**Set exercise**: Set down the material below in full, matching it exactly.
******
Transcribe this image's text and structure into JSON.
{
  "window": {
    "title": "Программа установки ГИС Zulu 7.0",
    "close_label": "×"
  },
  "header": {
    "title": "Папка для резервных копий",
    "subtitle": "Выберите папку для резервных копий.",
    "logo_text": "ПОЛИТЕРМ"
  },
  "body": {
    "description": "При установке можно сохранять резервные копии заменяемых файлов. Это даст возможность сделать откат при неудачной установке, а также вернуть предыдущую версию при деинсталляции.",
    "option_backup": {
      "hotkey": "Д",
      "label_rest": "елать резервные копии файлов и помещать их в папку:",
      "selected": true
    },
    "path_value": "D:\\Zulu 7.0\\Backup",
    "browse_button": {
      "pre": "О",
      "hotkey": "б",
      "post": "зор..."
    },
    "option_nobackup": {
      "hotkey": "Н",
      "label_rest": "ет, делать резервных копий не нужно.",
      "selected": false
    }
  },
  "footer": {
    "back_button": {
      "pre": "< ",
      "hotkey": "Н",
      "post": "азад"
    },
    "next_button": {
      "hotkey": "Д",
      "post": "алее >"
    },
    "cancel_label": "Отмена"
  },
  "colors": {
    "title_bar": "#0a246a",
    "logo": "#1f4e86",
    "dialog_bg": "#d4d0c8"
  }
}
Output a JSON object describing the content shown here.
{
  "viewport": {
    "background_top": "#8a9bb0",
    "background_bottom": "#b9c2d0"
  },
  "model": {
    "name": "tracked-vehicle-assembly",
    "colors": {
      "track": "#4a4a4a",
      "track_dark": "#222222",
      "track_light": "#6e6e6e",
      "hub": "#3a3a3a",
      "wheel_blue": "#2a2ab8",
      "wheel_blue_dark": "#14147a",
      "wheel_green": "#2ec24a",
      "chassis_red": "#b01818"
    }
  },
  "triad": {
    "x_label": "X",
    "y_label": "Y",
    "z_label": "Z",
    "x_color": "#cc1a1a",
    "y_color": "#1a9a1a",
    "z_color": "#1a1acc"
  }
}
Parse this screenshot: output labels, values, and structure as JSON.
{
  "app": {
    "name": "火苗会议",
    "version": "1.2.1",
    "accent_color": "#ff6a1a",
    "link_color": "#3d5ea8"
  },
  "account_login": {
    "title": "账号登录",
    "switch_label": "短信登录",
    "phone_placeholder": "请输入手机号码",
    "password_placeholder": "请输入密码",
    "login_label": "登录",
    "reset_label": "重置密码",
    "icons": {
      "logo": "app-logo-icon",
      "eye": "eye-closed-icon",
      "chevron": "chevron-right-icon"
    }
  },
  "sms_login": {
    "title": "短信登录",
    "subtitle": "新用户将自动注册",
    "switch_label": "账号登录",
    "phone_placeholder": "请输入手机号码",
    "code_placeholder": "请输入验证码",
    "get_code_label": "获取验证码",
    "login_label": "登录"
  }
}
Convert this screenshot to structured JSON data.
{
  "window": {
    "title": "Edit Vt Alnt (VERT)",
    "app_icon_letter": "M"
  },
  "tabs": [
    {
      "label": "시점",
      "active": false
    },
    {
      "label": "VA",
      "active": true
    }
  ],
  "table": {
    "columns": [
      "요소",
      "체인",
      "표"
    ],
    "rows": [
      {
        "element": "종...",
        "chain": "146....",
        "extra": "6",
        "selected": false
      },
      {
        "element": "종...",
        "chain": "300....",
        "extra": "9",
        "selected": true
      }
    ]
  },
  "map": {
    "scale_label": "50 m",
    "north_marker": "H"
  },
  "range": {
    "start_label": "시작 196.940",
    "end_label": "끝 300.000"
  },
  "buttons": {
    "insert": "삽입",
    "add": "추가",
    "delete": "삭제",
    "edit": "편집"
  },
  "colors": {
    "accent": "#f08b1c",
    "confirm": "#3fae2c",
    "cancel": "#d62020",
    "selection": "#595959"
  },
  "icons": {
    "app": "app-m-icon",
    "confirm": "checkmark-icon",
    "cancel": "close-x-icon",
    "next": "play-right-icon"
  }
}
******
**Solution to this problem**:
Transcribe this image's text and structure into JSON.
{
  "window": {
    "title": "Программа установки ГИС Zulu 7.0",
    "close_label": "×"
  },
  "header": {
    "title": "Папка для резервных копий",
    "subtitle": "Выберите папку для резервных копий.",
    "logo_text": "ПОЛИТЕРМ"
  },
  "body": {
    "description": "При установке можно сохранять резервные копии заменяемых файлов. Это даст возможность сделать откат при неудачной установке, а также вернуть предыдущую версию при деинсталляции.",
    "option_backup": {
      "hotkey": "Д",
      "label_rest": "елать резервные копии файлов и помещать их в папку:",
      "selected": true
    },
    "path_value": "D:\\Zulu 7.0\\Backup",
    "browse_button": {
      "pre": "О",
      "hotkey": "б",
      "post": "зор..."
    },
    "option_nobackup": {
      "hotkey": "Н",
      "label_rest": "ет, делать резервных копий не нужно.",
      "selected": false
    }
  },
  "footer": {
    "back_button": {
      "pre": "< ",
      "hotkey": "Н",
      "post": "азад"
    },
    "next_button": {
      "hotkey": "Д",
      "post": "алее >"
    },
    "cancel_label": "Отмена"
  },
  "colors": {
    "title_bar": "#0a246a",
    "logo": "#1f4e86",
    "dialog_bg": "#d4d0c8"
  }
}
Output a JSON object describing the content shown here.
{
  "viewport": {
    "background_top": "#8a9bb0",
    "background_bottom": "#b9c2d0"
  },
  "model": {
    "name": "tracked-vehicle-assembly",
    "colors": {
      "track": "#4a4a4a",
      "track_dark": "#222222",
      "track_light": "#6e6e6e",
      "hub": "#3a3a3a",
      "wheel_blue": "#2a2ab8",
      "wheel_blue_dark": "#14147a",
      "wheel_green": "#2ec24a",
      "chassis_red": "#b01818"
    }
  },
  "triad": {
    "x_label": "X",
    "y_label": "Y",
    "z_label": "Z",
    "x_color": "#cc1a1a",
    "y_color": "#1a9a1a",
    "z_color": "#1a1acc"
  }
}
Parse this screenshot: output labels, values, and structure as JSON.
{
  "app": {
    "name": "火苗会议",
    "version": "1.2.1",
    "accent_color": "#ff6a1a",
    "link_color": "#3d5ea8"
  },
  "account_login": {
    "title": "账号登录",
    "switch_label": "短信登录",
    "phone_placeholder": "请输入手机号码",
    "password_placeholder": "请输入密码",
    "login_label": "登录",
    "reset_label": "重置密码",
    "icons": {
      "logo": "app-logo-icon",
      "eye": "eye-closed-icon",
      "chevron": "chevron-right-icon"
    }
  },
  "sms_login": {
    "title": "短信登录",
    "subtitle": "新用户将自动注册",
    "switch_label": "账号登录",
    "phone_placeholder": "请输入手机号码",
    "code_placeholder": "请输入验证码",
    "get_code_label": "获取验证码",
    "login_label": "登录"
  }
}
Convert this screenshot to structured JSON data.
{
  "window": {
    "title": "Edit Vt Alnt (VERT)",
    "app_icon_letter": "M"
  },
  "tabs": [
    {
      "label": "시점",
      "active": false
    },
    {
      "label": "VA",
      "active": true
    }
  ],
  "table": {
    "columns": [
      "요소",
      "체인",
      "표"
    ],
    "rows": [
      {
        "element": "종...",
        "chain": "146....",
        "extra": "6",
        "selected": false
      },
      {
        "element": "종...",
        "chain": "300....",
        "extra": "9",
        "selected": true
      }
    ]
  },
  "map": {
    "scale_label": "50 m",
    "north_marker": "H"
  },
  "range": {
    "start_label": "시작 196.940",
    "end_label": "끝 300.000"
  },
  "buttons": {
    "insert": "삽입",
    "add": "추가",
    "delete": "삭제",
    "edit": "편집"
  },
  "colors": {
    "accent": "#f08b1c",
    "confirm": "#3fae2c",
    "cancel": "#d62020",
    "selection": "#595959"
  },
  "icons": {
    "app": "app-m-icon",
    "confirm": "checkmark-icon",
    "cancel": "close-x-icon",
    "next": "play-right-icon"
  }
}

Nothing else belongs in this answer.